→ Selected passage

Re: [PATCH v3 0/4] mm: clarify nofail memory allocation

Michal Hocko <mhocko@xxxxxxxx> · Thu, 22 Aug 2024 11:16:39 +0200

On Thu 22-08-24 17:08:15, Linus Torvalds wrote:
> On Thu, 22 Aug 2024 at 16:39, David Hildenbrand <david@xxxxxxxxxx> wrote:
> >
> > Linus has a point that "retry forever" can also be nasty. I think the
> > important part here is, though, that we report sufficient information
> > (stacktrace), such that the problem can be debugged reasonably well, and
> > not just having a locked-up system.
> 
> Unless I missed some case, I *think* most NOFAIL cases are actually
> fairly small.
> 
> In fact, I suspect many of them are so small that we already
> effectively give that guarantee:
> 
> > But then again, sizeof(struct resource) is probably so small that it
> > likely would never fail.
> 
> Iirc, we had the policy of never failing unrestricted kernel
> allocations that are smaller than a page (where "unrestricted" means
> that it's a regular GFP_KERNEL, not some NOFS or similar allocation).
> 
> In fact, I think we practically speaking still do. We really *really*
> tend to try very hard to retry small allocations.

yes we try very hard but allocation failure is still possible in some
corner cases so callers _must_ check for return value and deal with it.

> That was one of the things that GFP_USER does - it's identical to
> GFP_KERNEL, but it basically tells the MM that it should not try so
> hard because an allocation failure was fine.

GFP_USER allocation only impluy __GFP_HARDWALL and that only makes
difference for cpusets. It doesn't make difference in most cases though.

> In fact, kernel allocations try so hard that we have those "opposite
> flags" of ___GFP_NORETRY and ___GFP_RETRY_MAYFAIL because we often try
> *TOO* hard, and reasonably many code-paths have that whole "let's
> optimistically ask for a big allocation, but not try very hard and not
> warn if it fails, because we can fall back on a smaller one".
> 
> So it's _really_ hard to fail a small GFP_KERNEL allocation. It used
> to be practically impossible, and in fact I think GFP_NOFAIL was
> originally added long ago when the MM code was going through big
> upheavals and one of the things that was mucked around with was the
> whole "how hard to retry".

There is a fundamental difference here. GPF_NOFAIL _guarantees_ that the
allocation will not fail so callers do not check for the failure because
they have (presumably) no (practical) way to handle the failure.
-- 
Michal Hocko
SUSE Labs

→ Recorded information
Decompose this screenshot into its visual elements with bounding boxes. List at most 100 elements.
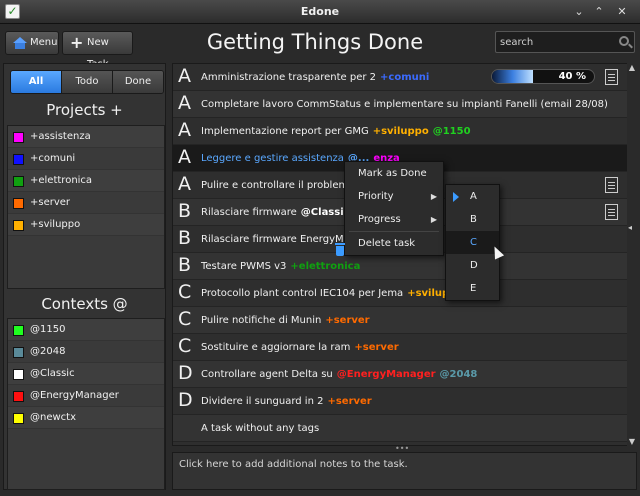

→ Work to do
[A] Render the sentence "There is a fundamental difference here." from the NOFAIL allocation thread in French.
[B] Give the full name of every person named in the NOFAIL allocation thread.
[C] Reproduce the passage of the NOFAIL allocation thread starting at "Re: [PATCH v3" and ending at "a locked-up system.".
The lines bear no relation to the NOFAIL allocation thread.

→ Answers for the tasks
[A] Il y a ici une différence fondamentale.

[B] Michal Hocko, Linus Torvalds, David Hildenbrand

[C]
Re: [PATCH v3 0/4] mm: clarify nofail memory allocation

Michal Hocko <mhocko@xxxxxxxx> · Thu, 22 Aug 2024 11:16:39 +0200

On Thu 22-08-24 17:08:15, Linus Torvalds wrote:
> On Thu, 22 Aug 2024 at 16:39, David Hildenbrand <david@xxxxxxxxxx> wrote:
> >
> > Linus has a point that "retry forever" can also be nasty. I think the
> > important part here is, though, that we report sufficient information
> > (stacktrace), such that the problem can be debugged reasonably well, and
> > not just having a locked-up system.